--- START Data shown ---

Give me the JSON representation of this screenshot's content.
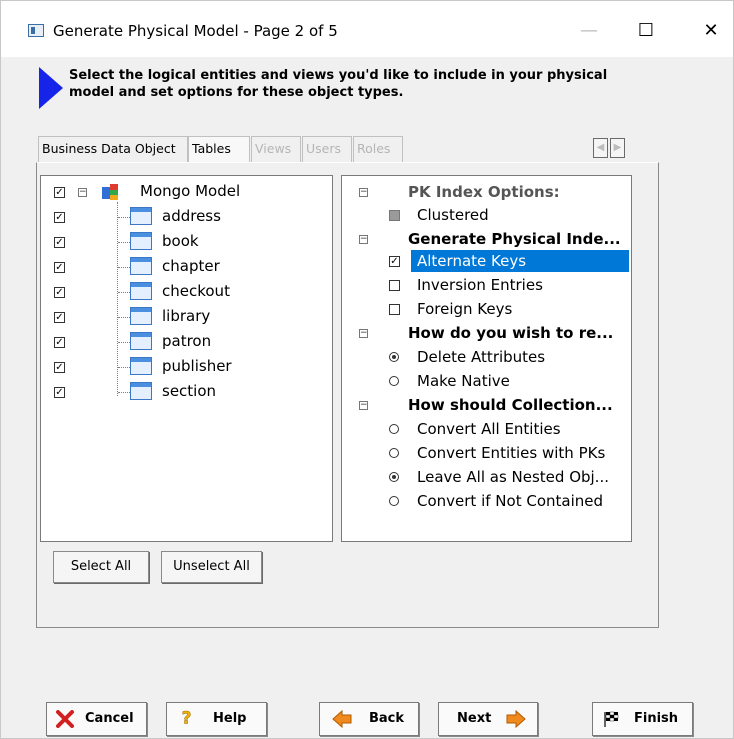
{
  "window": {
    "title": "Generate Physical Model - Page 2 of 5",
    "minimize": "—",
    "maximize": "☐",
    "close": "✕"
  },
  "instruction": "Select the logical entities and views you'd like to include in your physical model and set options for these object types.",
  "tabs": [
    {
      "label": "Business Data Object",
      "state": "normal"
    },
    {
      "label": "Tables",
      "state": "active"
    },
    {
      "label": "Views",
      "state": "disabled"
    },
    {
      "label": "Users",
      "state": "disabled"
    },
    {
      "label": "Roles",
      "state": "disabled"
    }
  ],
  "tree": {
    "root": {
      "label": "Mongo Model",
      "checked": true
    },
    "items": [
      {
        "label": "address",
        "checked": true
      },
      {
        "label": "book",
        "checked": true
      },
      {
        "label": "chapter",
        "checked": true
      },
      {
        "label": "checkout",
        "checked": true
      },
      {
        "label": "library",
        "checked": true
      },
      {
        "label": "patron",
        "checked": true
      },
      {
        "label": "publisher",
        "checked": true
      },
      {
        "label": "section",
        "checked": true
      }
    ]
  },
  "options": {
    "pk_header": "PK Index Options:",
    "clustered": "Clustered",
    "gen_header": "Generate Physical Inde...",
    "alternate_keys": "Alternate Keys",
    "inversion_entries": "Inversion Entries",
    "foreign_keys": "Foreign Keys",
    "how_header": "How do you wish to re...",
    "delete_attributes": "Delete Attributes",
    "make_native": "Make Native",
    "collection_header": "How should Collection...",
    "convert_all": "Convert All Entities",
    "convert_pks": "Convert Entities with PKs",
    "leave_nested": "Leave All as Nested Obj...",
    "convert_not_contained": "Convert if Not Contained"
  },
  "buttons": {
    "select_all": "Select All",
    "unselect_all": "Unselect All",
    "cancel": "Cancel",
    "help": "Help",
    "back": "Back",
    "next": "Next",
    "finish": "Finish"
  },
  "colors": {
    "accent_arrow": "#1524e8",
    "selection": "#0078d7"
  }
}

--- END Data shown ---

Task to complete:
Reproduce every record above exactly, but leave out the pictures.

Output below:
Give me the JSON representation of this screenshot's content.
{
  "window": {
    "title": "Generate Physical Model - Page 2 of 5",
    "minimize": "—",
    "maximize": "☐",
    "close": "✕"
  },
  "instruction": "Select the logical entities and views you'd like to include in your physical model and set options for these object types.",
  "tabs": [
    {
      "label": "Business Data Object",
      "state": "normal"
    },
    {
      "label": "Tables",
      "state": "active"
    },
    {
      "label": "Views",
      "state": "disabled"
    },
    {
      "label": "Users",
      "state": "disabled"
    },
    {
      "label": "Roles",
      "state": "disabled"
    }
  ],
  "tree": {
    "root": {
      "label": "Mongo Model",
      "checked": true
    },
    "items": [
      {
        "label": "address",
        "checked": true
      },
      {
        "label": "book",
        "checked": true
      },
      {
        "label": "chapter",
        "checked": true
      },
      {
        "label": "checkout",
        "checked": true
      },
      {
        "label": "library",
        "checked": true
      },
      {
        "label": "patron",
        "checked": true
      },
      {
        "label": "publisher",
        "checked": true
      },
      {
        "label": "section",
        "checked": true
      }
    ]
  },
  "options": {
    "pk_header": "PK Index Options:",
    "clustered": "Clustered",
    "gen_header": "Generate Physical Inde...",
    "alternate_keys": "Alternate Keys",
    "inversion_entries": "Inversion Entries",
    "foreign_keys": "Foreign Keys",
    "how_header": "How do you wish to re...",
    "delete_attributes": "Delete Attributes",
    "make_native": "Make Native",
    "collection_header": "How should Collection...",
    "convert_all": "Convert All Entities",
    "convert_pks": "Convert Entities with PKs",
    "leave_nested": "Leave All as Nested Obj...",
    "convert_not_contained": "Convert if Not Contained"
  },
  "buttons": {
    "select_all": "Select All",
    "unselect_all": "Unselect All",
    "cancel": "Cancel",
    "help": "Help",
    "back": "Back",
    "next": "Next",
    "finish": "Finish"
  },
  "colors": {
    "accent_arrow": "#1524e8",
    "selection": "#0078d7"
  }
}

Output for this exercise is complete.